> MATERIAL FOR THIS EXERCISE:
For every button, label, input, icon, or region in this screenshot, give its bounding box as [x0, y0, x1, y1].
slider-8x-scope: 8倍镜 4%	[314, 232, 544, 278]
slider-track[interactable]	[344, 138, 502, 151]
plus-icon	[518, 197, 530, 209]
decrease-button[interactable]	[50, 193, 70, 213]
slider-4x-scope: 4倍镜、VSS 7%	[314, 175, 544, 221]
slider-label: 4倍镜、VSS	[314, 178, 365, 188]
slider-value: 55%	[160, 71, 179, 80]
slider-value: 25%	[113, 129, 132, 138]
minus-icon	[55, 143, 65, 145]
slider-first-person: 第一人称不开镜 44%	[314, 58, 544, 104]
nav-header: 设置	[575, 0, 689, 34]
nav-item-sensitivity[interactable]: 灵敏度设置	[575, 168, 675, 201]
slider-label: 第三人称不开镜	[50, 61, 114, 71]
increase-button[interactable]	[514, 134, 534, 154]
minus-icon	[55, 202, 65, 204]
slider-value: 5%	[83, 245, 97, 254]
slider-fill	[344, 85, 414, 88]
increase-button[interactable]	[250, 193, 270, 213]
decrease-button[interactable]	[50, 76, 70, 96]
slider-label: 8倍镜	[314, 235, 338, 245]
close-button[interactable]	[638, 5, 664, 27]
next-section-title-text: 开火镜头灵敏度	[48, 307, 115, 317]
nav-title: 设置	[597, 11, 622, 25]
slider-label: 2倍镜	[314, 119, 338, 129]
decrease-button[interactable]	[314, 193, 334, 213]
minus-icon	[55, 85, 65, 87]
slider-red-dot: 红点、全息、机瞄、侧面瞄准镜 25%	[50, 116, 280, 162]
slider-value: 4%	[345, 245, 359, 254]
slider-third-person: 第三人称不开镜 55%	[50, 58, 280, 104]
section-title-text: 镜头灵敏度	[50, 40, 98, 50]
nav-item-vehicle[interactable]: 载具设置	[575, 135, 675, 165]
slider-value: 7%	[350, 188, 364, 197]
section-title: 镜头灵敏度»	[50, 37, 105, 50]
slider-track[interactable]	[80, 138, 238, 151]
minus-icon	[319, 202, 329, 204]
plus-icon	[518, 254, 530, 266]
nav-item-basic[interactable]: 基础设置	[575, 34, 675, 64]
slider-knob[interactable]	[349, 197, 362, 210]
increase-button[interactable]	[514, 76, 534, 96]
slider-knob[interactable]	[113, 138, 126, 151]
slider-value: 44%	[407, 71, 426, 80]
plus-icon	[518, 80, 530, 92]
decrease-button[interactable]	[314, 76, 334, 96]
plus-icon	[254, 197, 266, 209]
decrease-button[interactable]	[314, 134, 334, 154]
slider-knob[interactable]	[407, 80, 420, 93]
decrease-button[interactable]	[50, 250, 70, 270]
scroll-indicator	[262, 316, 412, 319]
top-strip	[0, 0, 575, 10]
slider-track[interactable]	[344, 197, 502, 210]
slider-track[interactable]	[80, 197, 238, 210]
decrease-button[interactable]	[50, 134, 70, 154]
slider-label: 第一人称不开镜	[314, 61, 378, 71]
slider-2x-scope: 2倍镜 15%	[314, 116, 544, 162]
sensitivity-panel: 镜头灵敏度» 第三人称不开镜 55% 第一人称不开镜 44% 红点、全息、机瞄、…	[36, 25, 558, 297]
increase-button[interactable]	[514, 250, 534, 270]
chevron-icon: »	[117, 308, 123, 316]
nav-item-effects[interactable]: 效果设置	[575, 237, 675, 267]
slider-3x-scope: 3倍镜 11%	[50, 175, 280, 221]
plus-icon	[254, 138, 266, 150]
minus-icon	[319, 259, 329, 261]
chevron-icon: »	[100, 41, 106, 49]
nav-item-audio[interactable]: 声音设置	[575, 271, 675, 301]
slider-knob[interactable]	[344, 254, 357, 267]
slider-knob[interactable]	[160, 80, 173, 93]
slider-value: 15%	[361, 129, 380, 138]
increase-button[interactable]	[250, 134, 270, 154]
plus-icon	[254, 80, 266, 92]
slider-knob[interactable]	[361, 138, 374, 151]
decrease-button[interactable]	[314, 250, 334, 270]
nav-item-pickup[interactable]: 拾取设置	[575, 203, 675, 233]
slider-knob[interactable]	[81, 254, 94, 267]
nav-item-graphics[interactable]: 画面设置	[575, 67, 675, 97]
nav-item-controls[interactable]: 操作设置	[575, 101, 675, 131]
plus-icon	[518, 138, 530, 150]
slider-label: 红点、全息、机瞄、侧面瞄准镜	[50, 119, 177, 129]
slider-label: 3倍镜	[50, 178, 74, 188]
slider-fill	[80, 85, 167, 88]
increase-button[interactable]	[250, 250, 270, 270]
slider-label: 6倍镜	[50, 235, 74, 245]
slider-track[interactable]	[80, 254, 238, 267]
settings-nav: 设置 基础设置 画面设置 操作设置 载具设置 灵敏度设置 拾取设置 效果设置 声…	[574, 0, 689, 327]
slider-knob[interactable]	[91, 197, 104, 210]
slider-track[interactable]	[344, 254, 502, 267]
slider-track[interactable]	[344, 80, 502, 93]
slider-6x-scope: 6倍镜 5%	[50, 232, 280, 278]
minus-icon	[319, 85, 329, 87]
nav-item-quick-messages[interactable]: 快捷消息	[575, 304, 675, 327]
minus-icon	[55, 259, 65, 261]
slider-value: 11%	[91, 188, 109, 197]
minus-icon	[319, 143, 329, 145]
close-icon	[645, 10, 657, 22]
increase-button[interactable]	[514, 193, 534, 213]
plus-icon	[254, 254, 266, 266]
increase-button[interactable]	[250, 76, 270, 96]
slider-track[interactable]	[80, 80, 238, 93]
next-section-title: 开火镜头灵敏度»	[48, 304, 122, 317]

==

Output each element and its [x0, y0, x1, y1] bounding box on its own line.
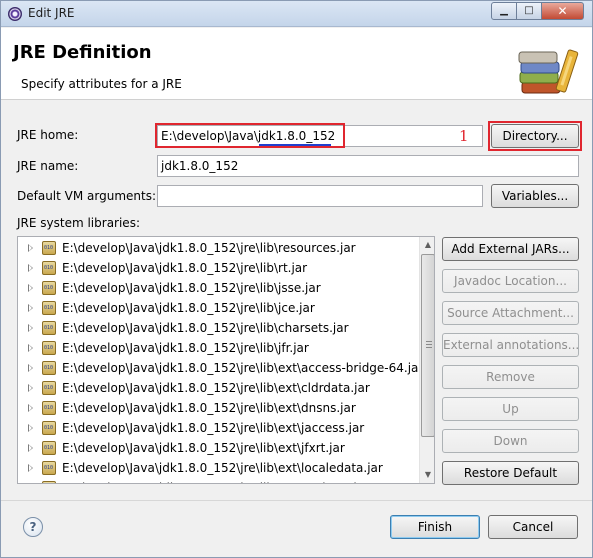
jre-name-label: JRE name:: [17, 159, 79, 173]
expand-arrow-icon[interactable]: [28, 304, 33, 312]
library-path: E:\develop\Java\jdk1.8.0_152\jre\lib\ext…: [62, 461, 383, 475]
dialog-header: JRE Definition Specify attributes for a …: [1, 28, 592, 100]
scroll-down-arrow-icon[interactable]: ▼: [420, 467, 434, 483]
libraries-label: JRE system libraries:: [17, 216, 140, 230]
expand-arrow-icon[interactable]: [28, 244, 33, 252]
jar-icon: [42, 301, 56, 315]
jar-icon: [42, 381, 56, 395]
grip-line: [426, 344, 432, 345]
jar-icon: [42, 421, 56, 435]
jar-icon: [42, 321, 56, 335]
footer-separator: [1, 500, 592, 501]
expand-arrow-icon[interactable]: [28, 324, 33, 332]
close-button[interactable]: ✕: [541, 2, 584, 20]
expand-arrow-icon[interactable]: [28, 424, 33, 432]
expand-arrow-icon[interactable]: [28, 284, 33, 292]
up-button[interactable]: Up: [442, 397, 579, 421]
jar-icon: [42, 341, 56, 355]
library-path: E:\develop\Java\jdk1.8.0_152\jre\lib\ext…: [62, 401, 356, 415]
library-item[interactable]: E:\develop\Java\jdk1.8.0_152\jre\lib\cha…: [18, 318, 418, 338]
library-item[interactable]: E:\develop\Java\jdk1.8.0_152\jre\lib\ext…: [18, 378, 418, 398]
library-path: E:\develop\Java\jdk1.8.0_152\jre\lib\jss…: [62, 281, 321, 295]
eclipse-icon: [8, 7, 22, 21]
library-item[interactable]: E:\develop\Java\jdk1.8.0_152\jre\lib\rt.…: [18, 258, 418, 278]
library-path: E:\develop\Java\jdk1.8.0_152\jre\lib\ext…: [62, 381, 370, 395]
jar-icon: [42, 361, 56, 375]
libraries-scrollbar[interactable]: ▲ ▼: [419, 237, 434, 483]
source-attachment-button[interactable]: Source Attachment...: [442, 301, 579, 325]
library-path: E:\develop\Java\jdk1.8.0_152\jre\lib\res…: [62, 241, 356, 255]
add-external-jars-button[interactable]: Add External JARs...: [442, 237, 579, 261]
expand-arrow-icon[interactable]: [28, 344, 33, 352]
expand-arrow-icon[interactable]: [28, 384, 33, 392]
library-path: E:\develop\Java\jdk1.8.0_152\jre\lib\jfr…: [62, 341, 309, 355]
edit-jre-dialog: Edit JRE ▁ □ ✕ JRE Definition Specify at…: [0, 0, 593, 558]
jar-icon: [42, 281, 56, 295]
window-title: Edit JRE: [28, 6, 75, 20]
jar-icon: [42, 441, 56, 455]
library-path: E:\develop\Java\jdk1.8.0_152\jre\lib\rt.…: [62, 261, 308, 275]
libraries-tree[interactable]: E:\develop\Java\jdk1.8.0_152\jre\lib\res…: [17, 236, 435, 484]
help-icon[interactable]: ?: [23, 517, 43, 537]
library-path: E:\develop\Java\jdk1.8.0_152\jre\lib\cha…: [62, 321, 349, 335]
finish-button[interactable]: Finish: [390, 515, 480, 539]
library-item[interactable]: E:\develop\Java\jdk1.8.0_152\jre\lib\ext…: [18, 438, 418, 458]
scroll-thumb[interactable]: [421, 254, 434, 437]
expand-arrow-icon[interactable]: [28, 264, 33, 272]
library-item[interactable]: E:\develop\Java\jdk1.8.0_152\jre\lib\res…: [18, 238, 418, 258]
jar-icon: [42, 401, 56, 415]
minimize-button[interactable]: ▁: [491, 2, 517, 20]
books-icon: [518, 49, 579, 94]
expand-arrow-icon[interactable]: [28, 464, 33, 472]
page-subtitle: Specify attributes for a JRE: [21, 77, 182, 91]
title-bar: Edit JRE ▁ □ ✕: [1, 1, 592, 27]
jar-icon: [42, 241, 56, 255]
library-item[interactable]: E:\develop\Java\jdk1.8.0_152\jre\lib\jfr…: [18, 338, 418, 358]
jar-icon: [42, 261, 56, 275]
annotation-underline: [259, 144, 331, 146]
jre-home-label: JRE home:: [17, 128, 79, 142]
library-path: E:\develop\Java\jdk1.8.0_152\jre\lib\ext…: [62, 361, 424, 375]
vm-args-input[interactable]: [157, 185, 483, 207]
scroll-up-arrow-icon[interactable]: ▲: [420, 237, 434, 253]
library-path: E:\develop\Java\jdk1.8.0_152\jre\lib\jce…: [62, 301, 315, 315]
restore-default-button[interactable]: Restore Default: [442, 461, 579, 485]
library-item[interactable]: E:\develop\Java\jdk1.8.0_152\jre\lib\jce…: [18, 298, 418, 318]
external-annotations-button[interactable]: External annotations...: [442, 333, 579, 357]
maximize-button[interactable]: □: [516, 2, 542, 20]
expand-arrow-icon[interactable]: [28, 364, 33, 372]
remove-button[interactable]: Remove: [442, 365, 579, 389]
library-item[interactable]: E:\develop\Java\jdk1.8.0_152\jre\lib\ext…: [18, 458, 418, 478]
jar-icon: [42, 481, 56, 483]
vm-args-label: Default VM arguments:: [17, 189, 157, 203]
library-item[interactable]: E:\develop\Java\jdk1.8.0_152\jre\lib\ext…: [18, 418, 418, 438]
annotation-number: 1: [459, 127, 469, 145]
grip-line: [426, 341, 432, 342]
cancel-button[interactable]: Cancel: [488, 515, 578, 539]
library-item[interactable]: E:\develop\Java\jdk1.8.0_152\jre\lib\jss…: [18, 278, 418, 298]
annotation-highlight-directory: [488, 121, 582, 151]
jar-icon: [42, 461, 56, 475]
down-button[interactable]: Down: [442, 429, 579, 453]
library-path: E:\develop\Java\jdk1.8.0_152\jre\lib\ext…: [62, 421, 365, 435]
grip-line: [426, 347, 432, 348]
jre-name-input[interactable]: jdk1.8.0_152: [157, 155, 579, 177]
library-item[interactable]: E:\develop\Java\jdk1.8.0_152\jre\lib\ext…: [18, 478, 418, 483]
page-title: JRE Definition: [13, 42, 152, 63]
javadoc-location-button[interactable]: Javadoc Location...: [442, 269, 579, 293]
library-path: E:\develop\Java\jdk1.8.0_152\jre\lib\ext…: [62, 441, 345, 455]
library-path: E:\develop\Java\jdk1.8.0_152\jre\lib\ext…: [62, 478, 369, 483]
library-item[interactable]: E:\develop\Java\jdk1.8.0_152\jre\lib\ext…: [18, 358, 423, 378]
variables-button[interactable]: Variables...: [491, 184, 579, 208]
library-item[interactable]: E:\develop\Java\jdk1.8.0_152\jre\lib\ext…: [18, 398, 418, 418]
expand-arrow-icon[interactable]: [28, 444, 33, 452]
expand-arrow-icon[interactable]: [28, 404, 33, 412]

> STATED TASK:
Can you copy the data above word for word, beginning with the line that contains "For every button, label, input, icon, or" and going on through the line that contains "85, 65, 87]", with both of those lines included and nothing else?

> THE REPLY:
For every button, label, input, icon, or region in this screenshot, give its bounding box as [x0, y0, x1, y1].
slider-8x-scope: 8倍镜 4%	[314, 232, 544, 278]
slider-track[interactable]	[344, 138, 502, 151]
plus-icon	[518, 197, 530, 209]
decrease-button[interactable]	[50, 193, 70, 213]
slider-4x-scope: 4倍镜、VSS 7%	[314, 175, 544, 221]
slider-label: 4倍镜、VSS	[314, 178, 365, 188]
slider-value: 55%	[160, 71, 179, 80]
slider-value: 25%	[113, 129, 132, 138]
minus-icon	[55, 143, 65, 145]
slider-first-person: 第一人称不开镜 44%	[314, 58, 544, 104]
nav-header: 设置	[575, 0, 689, 34]
nav-item-sensitivity[interactable]: 灵敏度设置	[575, 168, 675, 201]
slider-label: 第三人称不开镜	[50, 61, 114, 71]
increase-button[interactable]	[514, 134, 534, 154]
minus-icon	[55, 202, 65, 204]
slider-value: 5%	[83, 245, 97, 254]
slider-fill	[344, 85, 414, 88]
increase-button[interactable]	[250, 193, 270, 213]
decrease-button[interactable]	[50, 76, 70, 96]
slider-label: 8倍镜	[314, 235, 338, 245]
close-button[interactable]	[638, 5, 664, 27]
next-section-title-text: 开火镜头灵敏度	[48, 307, 115, 317]
nav-title: 设置	[597, 11, 622, 25]
slider-label: 2倍镜	[314, 119, 338, 129]
decrease-button[interactable]	[314, 193, 334, 213]
minus-icon	[55, 85, 65, 87]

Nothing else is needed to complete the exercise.